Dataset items
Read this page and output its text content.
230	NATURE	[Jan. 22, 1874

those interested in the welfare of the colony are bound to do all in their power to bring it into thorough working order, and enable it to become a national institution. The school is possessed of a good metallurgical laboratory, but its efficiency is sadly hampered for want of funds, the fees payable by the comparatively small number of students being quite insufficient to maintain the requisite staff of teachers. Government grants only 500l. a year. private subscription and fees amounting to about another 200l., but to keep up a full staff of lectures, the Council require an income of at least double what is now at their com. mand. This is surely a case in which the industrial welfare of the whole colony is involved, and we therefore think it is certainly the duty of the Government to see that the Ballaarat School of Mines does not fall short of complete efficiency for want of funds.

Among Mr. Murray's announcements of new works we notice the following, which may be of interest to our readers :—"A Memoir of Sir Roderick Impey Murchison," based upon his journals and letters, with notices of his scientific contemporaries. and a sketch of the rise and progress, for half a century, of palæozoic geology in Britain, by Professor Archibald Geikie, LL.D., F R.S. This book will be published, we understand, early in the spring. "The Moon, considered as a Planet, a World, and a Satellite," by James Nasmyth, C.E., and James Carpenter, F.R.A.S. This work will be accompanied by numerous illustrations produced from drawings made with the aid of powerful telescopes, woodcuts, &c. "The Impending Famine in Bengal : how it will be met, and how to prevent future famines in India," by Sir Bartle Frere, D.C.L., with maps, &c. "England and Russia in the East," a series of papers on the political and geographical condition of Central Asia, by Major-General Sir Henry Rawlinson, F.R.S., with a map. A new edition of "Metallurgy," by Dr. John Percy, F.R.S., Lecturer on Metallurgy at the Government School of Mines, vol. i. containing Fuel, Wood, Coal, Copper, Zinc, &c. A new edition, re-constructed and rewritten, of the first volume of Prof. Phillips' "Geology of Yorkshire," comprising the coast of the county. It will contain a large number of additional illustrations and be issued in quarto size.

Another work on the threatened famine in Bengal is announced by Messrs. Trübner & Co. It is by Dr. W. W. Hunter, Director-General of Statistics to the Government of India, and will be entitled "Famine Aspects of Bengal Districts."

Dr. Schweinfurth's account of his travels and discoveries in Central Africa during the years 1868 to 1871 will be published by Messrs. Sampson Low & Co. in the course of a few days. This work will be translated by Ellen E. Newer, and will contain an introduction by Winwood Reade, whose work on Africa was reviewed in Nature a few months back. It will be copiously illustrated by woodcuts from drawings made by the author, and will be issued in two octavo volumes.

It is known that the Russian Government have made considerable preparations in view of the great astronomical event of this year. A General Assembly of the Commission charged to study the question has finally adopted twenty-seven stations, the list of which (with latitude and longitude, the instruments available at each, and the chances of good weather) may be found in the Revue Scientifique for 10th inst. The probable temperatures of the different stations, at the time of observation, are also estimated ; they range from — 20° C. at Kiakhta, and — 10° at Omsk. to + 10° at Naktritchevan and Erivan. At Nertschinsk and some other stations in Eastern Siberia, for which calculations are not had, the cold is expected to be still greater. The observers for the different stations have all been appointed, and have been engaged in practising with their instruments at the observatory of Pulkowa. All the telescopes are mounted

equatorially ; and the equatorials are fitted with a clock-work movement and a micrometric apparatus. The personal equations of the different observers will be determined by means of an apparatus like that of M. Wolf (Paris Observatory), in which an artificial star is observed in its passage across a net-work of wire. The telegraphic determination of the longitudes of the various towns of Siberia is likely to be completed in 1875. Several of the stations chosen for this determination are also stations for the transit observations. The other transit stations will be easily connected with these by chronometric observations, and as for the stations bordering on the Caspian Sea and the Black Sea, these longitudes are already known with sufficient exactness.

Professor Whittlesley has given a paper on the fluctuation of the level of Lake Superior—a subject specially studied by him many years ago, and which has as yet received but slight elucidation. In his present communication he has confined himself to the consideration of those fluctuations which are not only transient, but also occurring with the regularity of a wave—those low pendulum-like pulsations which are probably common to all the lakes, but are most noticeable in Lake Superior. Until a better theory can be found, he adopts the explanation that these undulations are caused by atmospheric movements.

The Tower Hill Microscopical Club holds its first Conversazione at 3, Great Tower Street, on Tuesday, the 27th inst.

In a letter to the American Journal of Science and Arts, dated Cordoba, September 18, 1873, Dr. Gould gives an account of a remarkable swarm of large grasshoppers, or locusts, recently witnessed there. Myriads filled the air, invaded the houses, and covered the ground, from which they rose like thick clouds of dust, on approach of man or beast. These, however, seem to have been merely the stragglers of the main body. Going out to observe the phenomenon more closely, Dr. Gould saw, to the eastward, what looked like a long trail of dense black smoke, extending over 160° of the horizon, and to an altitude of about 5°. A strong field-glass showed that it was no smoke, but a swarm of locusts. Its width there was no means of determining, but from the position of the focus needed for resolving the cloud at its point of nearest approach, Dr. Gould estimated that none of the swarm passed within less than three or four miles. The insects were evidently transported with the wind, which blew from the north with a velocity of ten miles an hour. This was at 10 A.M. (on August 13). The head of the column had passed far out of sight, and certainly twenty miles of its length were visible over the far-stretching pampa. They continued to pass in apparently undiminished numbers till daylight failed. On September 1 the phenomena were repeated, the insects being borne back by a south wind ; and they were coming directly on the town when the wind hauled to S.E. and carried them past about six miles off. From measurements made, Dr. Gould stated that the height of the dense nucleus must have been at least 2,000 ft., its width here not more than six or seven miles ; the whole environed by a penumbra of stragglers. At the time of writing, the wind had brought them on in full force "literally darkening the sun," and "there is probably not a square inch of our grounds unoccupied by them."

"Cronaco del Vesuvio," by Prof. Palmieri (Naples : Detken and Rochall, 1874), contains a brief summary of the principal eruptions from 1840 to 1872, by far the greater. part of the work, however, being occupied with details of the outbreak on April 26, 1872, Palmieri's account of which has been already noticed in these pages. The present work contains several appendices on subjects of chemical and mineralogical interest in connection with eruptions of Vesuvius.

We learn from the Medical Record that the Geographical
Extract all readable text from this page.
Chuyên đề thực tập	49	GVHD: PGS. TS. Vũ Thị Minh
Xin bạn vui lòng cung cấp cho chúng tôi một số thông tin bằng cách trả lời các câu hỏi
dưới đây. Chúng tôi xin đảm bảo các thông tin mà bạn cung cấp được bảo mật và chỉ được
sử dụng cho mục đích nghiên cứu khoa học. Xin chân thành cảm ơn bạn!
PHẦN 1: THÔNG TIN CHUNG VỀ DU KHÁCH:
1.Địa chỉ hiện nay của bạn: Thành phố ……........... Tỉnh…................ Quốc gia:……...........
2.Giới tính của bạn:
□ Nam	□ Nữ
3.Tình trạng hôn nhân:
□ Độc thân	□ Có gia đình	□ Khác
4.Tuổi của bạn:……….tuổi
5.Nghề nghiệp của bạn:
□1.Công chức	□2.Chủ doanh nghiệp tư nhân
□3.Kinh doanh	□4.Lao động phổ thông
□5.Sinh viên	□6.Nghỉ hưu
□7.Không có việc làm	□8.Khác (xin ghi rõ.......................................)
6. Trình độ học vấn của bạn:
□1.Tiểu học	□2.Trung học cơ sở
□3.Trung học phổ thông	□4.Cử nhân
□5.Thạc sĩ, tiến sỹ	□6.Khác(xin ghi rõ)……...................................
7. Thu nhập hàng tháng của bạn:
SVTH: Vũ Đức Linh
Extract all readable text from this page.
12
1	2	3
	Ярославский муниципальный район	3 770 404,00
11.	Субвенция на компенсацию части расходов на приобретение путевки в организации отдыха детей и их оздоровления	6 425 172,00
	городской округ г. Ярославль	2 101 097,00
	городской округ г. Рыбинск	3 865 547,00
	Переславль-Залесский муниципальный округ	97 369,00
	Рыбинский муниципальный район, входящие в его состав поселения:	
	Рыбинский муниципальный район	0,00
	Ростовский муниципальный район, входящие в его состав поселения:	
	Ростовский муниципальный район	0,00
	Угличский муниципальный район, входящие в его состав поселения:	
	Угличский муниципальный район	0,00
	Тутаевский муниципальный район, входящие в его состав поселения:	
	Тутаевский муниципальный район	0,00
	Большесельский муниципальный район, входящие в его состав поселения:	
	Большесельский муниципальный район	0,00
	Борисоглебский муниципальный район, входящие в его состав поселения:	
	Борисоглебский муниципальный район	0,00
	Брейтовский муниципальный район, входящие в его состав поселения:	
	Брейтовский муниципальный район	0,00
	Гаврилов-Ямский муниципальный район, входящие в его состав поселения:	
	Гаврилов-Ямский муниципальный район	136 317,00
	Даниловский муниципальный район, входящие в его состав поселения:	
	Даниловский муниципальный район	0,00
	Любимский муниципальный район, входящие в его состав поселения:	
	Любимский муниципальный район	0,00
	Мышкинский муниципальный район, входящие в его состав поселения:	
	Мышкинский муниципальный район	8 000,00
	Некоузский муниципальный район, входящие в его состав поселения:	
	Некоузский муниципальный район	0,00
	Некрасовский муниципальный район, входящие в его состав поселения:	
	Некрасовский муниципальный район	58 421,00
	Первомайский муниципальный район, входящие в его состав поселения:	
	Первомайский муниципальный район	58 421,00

* What the exercise asks
What is the number of lines in the data that hold the string "drawings"? Answer with the number only.

* Result of the exercise
2